# Short exercise:
Your task is to copy every line of the entries that contains "advantage".

# Entries supplied:
————

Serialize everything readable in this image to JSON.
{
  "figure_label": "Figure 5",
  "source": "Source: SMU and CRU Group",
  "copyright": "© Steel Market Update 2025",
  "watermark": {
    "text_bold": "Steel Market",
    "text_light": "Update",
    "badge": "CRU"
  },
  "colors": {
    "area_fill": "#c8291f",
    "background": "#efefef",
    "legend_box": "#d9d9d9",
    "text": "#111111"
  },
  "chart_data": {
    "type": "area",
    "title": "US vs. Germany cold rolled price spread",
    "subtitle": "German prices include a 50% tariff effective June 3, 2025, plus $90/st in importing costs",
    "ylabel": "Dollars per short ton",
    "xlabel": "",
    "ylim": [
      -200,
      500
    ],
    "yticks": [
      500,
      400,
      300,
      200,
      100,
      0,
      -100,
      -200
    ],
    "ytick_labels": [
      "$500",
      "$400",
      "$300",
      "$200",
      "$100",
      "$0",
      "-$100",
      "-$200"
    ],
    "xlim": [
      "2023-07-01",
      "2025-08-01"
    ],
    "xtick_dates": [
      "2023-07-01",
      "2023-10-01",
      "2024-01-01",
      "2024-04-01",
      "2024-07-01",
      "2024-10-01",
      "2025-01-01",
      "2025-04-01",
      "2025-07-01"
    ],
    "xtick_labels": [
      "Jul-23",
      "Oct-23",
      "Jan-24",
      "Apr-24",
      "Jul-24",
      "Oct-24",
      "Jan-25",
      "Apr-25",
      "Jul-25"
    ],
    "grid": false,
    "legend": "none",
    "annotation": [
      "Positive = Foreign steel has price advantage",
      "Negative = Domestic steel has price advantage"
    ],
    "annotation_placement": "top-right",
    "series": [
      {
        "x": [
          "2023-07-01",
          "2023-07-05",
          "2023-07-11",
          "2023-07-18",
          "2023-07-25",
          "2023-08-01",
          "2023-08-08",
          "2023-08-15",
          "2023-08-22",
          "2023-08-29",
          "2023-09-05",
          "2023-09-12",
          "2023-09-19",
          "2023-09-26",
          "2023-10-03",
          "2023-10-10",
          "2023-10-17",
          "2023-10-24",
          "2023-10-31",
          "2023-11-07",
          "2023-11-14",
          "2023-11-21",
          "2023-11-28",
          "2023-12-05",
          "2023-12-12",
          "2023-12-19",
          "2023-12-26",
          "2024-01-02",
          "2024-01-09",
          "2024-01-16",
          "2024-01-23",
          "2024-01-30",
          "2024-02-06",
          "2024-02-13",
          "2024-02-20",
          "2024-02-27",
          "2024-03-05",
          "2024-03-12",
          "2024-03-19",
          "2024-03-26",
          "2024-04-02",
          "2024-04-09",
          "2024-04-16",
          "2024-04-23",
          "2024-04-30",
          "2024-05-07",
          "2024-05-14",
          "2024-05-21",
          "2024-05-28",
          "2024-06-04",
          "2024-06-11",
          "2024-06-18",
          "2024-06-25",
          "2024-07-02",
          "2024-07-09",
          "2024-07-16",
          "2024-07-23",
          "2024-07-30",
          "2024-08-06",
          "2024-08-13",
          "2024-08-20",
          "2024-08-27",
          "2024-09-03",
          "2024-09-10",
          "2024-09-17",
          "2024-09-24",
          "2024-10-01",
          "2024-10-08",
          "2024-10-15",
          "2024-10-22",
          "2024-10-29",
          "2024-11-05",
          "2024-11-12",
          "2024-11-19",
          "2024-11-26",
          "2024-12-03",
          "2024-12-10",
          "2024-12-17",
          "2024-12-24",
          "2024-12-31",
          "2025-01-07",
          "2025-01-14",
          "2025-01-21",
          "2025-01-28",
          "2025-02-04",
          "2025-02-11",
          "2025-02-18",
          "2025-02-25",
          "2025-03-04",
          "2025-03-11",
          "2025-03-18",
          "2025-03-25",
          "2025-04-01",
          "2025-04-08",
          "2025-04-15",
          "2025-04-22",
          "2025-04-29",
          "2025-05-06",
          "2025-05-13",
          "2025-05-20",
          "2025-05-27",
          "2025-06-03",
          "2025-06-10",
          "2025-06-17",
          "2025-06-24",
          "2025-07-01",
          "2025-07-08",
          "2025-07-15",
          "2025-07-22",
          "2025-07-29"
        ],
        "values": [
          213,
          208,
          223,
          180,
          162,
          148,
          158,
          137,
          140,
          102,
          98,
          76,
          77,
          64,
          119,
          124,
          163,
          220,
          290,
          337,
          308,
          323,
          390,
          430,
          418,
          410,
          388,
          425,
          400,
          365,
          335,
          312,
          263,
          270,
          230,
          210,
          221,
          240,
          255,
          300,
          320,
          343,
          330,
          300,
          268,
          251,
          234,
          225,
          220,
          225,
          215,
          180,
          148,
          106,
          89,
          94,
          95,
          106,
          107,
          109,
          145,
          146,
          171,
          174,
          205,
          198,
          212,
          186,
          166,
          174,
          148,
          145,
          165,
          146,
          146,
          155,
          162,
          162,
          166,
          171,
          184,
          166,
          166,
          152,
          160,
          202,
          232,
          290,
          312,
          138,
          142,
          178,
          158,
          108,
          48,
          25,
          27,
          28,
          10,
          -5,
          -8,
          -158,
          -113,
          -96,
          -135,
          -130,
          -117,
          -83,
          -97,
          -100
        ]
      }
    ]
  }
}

————

# The solution:
      "Positive = Foreign steel has price advantage",
      "Negative = Domestic steel has price advantage"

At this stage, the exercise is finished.